[Dataset excerpt]
- - - -

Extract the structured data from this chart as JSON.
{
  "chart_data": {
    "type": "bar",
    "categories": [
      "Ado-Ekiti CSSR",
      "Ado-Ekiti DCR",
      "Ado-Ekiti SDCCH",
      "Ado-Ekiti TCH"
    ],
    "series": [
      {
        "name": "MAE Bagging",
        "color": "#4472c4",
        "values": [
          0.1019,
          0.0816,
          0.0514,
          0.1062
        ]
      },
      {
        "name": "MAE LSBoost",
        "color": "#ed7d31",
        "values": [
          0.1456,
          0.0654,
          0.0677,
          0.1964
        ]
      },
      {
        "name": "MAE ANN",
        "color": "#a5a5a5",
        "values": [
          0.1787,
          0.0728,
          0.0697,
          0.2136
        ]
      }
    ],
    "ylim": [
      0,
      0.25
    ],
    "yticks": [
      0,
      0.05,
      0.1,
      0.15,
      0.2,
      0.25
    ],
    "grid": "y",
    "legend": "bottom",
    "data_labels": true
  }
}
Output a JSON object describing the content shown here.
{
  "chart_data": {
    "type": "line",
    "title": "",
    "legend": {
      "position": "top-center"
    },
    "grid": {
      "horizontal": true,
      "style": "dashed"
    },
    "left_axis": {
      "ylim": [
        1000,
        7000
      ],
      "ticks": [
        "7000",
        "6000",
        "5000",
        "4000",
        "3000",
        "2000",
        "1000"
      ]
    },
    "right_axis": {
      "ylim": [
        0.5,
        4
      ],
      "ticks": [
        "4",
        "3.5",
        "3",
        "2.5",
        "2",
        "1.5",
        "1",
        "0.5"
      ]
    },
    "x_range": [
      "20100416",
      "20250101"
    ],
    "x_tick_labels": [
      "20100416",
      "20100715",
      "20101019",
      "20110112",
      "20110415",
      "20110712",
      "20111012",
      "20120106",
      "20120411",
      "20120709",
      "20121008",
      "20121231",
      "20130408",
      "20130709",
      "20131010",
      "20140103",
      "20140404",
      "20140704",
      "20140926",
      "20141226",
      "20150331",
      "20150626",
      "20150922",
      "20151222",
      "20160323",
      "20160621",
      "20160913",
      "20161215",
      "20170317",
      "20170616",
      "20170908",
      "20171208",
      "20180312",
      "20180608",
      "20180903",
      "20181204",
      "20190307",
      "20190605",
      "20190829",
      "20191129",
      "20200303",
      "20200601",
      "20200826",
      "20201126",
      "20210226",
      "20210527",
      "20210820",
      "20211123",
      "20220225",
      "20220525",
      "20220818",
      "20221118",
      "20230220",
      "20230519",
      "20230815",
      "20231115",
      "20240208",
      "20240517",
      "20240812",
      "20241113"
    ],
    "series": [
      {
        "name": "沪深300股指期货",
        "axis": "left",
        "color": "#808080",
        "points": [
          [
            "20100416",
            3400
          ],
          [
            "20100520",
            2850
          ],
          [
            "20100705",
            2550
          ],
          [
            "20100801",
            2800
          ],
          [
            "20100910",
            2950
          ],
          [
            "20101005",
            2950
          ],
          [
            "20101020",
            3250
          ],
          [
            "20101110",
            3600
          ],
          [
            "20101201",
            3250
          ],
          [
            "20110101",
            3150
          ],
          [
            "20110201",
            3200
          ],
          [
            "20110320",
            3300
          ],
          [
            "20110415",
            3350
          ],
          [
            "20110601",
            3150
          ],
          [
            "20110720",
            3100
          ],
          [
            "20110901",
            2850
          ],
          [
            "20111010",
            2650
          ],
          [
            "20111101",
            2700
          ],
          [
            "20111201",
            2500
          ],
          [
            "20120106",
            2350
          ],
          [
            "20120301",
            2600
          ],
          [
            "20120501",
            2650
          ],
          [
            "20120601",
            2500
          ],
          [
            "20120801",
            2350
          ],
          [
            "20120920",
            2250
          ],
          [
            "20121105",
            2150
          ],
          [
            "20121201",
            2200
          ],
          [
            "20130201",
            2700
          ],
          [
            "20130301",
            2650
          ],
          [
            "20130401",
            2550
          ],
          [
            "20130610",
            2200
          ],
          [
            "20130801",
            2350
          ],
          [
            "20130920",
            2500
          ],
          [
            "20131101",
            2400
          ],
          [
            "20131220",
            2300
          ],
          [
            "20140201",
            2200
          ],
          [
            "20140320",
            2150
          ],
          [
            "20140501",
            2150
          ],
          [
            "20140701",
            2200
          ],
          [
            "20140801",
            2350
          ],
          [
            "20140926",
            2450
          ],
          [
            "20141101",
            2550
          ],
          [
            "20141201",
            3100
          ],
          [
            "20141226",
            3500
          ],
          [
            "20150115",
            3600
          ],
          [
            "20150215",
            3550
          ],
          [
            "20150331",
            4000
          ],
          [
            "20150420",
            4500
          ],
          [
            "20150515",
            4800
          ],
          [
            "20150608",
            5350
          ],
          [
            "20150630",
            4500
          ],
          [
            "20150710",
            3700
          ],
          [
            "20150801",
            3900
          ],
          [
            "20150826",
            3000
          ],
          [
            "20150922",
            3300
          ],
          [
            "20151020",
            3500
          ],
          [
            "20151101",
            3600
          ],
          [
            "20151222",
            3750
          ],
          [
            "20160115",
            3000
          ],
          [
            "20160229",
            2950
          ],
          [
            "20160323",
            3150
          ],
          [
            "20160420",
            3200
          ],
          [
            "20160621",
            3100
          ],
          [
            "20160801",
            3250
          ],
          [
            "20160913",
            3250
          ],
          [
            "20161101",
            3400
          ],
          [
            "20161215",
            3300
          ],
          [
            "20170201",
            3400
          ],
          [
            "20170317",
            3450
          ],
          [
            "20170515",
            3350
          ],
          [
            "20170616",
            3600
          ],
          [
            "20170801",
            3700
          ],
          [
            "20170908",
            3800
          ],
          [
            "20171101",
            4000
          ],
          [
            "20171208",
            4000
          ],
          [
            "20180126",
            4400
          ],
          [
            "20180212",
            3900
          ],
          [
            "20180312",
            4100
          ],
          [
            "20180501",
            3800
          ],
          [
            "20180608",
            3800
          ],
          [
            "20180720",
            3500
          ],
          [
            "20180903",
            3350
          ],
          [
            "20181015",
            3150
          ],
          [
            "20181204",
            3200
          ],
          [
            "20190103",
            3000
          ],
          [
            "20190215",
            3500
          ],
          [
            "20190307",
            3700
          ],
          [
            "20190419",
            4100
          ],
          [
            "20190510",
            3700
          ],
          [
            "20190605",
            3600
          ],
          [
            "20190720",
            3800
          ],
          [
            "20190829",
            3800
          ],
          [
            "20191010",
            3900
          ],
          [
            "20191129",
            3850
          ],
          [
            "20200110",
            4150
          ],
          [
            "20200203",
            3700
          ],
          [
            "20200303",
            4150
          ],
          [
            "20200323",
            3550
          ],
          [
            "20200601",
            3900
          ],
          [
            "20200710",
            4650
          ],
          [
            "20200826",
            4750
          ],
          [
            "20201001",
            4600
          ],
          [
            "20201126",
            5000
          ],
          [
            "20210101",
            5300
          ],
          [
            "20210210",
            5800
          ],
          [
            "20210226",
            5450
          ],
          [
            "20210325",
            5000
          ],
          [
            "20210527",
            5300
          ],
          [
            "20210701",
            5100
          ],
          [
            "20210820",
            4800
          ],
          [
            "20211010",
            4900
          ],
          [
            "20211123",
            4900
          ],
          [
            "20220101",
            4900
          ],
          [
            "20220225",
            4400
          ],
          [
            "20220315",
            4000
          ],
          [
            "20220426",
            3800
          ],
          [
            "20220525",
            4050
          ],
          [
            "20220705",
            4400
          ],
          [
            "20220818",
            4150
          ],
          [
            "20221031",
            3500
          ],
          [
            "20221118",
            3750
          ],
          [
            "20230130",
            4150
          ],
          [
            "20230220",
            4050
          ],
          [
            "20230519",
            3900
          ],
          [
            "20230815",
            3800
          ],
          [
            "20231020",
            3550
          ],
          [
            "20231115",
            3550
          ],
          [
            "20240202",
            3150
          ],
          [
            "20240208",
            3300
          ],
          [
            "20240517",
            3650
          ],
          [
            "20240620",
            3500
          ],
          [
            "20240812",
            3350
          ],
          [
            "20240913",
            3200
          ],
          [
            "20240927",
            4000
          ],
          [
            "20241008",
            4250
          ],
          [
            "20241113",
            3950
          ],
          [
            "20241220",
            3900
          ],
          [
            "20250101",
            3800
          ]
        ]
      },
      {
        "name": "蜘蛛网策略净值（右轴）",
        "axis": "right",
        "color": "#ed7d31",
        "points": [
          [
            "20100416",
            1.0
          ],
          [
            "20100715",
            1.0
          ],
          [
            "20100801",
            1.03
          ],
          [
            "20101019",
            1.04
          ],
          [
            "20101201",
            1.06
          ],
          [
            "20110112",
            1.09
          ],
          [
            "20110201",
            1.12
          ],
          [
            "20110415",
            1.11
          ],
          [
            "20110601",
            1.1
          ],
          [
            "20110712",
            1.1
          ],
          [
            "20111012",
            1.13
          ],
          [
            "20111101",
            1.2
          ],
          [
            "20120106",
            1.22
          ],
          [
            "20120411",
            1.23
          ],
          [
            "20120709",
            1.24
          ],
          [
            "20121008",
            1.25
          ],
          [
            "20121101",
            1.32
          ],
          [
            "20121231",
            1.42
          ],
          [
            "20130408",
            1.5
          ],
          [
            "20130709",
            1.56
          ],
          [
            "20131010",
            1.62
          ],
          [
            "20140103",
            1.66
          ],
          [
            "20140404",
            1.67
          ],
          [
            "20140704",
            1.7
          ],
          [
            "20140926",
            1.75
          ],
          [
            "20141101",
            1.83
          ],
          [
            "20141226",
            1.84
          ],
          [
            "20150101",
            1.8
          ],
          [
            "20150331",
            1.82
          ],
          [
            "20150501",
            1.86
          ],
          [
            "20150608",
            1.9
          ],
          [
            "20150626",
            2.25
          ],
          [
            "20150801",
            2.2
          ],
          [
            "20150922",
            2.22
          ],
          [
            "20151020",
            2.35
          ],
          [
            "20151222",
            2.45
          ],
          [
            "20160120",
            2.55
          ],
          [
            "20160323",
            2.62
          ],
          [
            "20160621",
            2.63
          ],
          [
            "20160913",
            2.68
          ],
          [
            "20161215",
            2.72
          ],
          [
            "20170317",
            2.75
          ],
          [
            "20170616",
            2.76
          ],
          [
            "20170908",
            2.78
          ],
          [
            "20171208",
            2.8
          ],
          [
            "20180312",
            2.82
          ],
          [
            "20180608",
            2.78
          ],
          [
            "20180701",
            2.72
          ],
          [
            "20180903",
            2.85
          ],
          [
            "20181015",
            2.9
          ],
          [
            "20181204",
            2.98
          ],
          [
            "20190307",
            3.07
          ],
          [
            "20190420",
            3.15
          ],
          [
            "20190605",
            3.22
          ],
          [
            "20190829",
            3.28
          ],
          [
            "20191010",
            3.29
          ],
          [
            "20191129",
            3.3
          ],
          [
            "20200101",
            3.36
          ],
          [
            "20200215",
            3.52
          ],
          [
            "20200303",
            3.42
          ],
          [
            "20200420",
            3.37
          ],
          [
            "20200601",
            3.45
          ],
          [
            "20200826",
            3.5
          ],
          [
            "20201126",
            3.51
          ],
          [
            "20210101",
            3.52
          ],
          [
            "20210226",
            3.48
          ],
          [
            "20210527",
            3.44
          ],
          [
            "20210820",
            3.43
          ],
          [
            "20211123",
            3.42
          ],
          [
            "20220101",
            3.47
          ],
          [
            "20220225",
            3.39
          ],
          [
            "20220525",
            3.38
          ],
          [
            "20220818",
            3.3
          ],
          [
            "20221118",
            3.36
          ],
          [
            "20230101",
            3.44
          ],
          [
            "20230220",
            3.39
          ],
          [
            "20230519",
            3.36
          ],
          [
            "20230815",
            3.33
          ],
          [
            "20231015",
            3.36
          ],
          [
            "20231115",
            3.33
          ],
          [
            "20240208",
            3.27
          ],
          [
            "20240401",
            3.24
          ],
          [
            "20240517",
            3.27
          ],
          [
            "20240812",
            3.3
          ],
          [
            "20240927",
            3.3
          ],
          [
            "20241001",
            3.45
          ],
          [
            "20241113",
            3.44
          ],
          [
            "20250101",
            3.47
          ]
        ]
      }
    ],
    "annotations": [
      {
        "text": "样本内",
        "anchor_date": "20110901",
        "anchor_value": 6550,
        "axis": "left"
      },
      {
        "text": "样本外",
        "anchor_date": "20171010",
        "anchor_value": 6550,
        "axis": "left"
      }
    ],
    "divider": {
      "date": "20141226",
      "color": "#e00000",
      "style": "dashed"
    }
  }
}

- - - -

▶ _TO DO_:
Only lines holding the string "name" are wanted; gather each one from the entries above.

▶ _SOLVED EXERCISE_:
        "name": "MAE Bagging",
        "name": "MAE LSBoost",
        "name": "MAE ANN",
        "name": "沪深300股指期货",
        "name": "蜘蛛网策略净值（右轴）",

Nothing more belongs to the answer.